> _What is required_:
Please answer from the passage on General Relativity and the early universe: in flat spaces, what does the four-dimensional stress energy tensor reduce to?

> _Selected passage_:

- - - - - - -

It is based on General Relativity augmented by an effective quantization and uses extensively the knowledge from the elementary particle models .

General Relativity includes special relativity, there is no matter separate from the concept of the four dimensional stress energy tensor, which in flat spaces reduces to the energy momentum vector which describes both energy and masses in flat spaces.

You ask:

What is the most basic building block of all matter that was present during initial singularity?

the answer is, the stress energy tensor of General Relativity which developed in the universe we observe.

The fuzziness at the beginning of the history illustrates that quantum mechanical indeterminacy gives a region in space time and not a point singularity. All the energy that will form our universe existed in the stress energy tensor of that initial sincularity. When a definitive model of the quantization of gravity is decided upon, what existed in that region will become clearer.

- - - - - - -

> _Dataset section_:
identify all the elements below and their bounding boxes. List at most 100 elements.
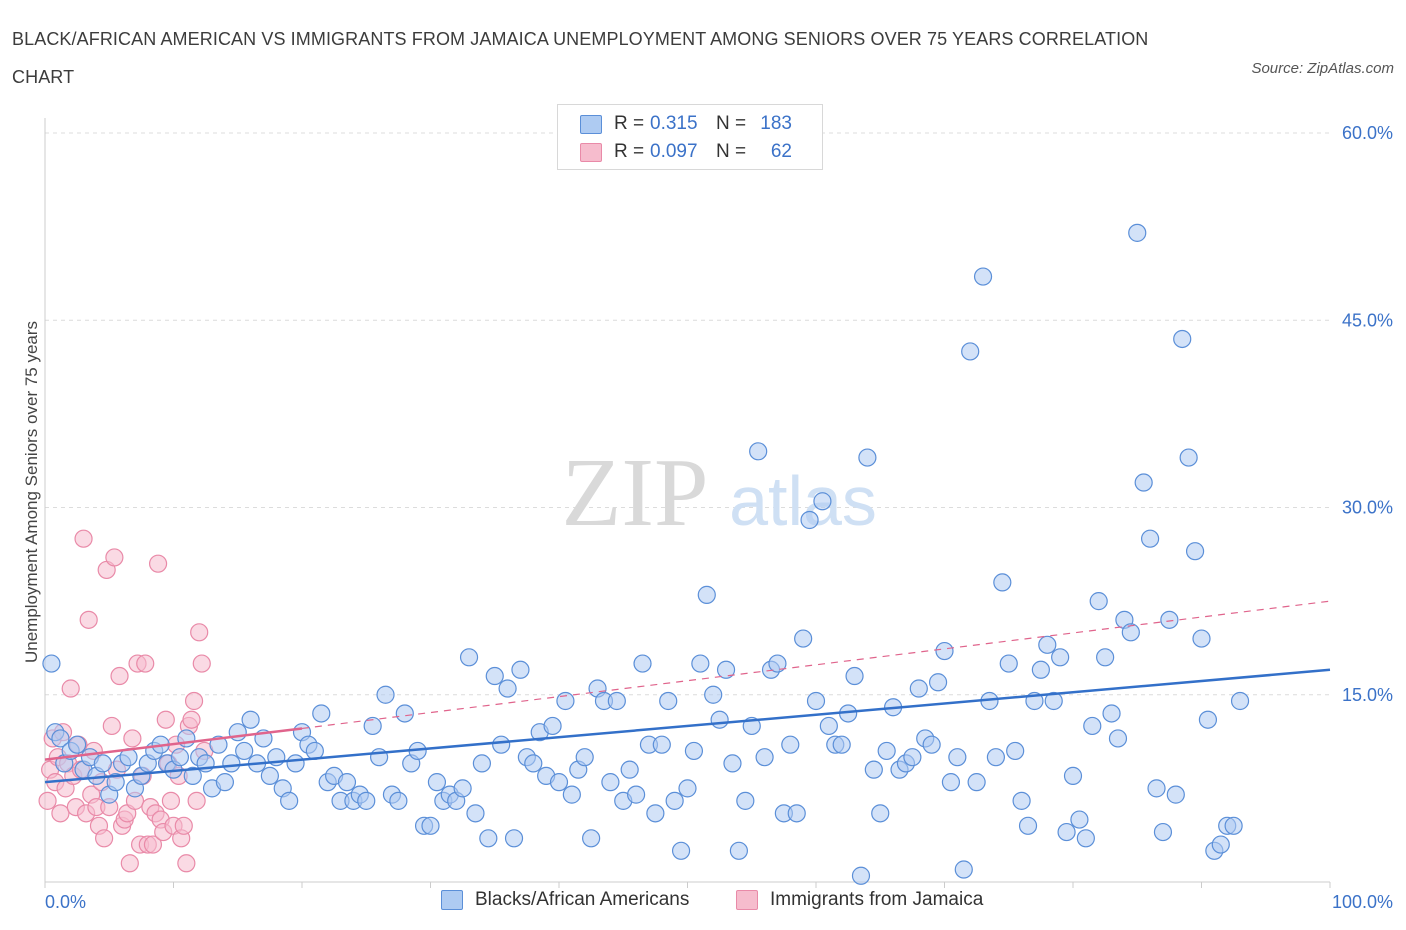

- - - - - - -

> _Full output_:
The energy momentum vector, which describes both energy and masses in flat spaces.